### Excerpted records:
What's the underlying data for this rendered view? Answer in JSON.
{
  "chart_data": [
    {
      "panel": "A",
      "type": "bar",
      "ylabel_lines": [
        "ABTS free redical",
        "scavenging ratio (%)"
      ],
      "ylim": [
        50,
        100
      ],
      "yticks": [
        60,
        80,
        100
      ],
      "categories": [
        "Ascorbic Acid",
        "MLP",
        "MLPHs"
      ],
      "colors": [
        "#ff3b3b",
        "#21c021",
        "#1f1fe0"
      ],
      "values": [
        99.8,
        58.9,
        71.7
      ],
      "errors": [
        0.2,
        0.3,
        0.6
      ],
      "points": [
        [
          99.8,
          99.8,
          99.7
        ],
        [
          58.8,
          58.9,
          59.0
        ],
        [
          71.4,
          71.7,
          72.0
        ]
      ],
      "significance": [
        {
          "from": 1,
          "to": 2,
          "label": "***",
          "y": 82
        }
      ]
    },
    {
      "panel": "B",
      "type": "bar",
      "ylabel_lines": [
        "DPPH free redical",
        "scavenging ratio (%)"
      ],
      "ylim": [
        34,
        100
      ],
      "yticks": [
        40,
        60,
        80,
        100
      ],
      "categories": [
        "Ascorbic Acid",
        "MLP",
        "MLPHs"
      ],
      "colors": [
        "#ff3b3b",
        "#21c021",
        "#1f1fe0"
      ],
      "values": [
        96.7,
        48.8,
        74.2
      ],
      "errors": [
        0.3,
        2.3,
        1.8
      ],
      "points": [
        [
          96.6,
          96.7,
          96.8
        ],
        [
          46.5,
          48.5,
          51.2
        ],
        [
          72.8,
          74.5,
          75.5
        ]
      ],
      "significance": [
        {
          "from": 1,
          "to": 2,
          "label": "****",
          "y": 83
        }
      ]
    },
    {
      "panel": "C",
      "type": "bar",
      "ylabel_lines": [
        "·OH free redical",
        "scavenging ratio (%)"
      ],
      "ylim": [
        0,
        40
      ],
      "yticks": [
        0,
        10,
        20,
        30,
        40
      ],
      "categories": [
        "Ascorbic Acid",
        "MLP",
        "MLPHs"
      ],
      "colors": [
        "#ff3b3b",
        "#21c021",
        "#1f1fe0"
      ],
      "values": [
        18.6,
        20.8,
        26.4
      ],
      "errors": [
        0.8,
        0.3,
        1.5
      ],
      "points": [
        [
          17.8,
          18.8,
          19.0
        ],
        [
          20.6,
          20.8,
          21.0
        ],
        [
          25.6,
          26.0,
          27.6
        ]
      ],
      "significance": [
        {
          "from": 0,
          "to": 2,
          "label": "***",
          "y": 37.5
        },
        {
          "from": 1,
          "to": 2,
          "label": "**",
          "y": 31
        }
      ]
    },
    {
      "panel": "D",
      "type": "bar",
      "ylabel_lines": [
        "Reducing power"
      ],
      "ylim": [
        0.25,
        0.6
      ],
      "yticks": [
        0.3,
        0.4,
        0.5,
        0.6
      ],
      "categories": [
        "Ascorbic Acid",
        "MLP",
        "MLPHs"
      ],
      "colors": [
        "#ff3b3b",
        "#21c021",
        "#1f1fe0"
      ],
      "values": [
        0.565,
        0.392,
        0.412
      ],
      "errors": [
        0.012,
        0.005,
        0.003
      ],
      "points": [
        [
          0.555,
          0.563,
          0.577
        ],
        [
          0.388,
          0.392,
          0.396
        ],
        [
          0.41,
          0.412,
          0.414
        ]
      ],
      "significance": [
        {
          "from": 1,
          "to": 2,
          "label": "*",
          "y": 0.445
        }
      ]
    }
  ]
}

### Stated problem:
List the lines of the material in which the word "free" occurs.

### Answer:
        "ABTS free redical",
        "DPPH free redical",
        "·OH free redical",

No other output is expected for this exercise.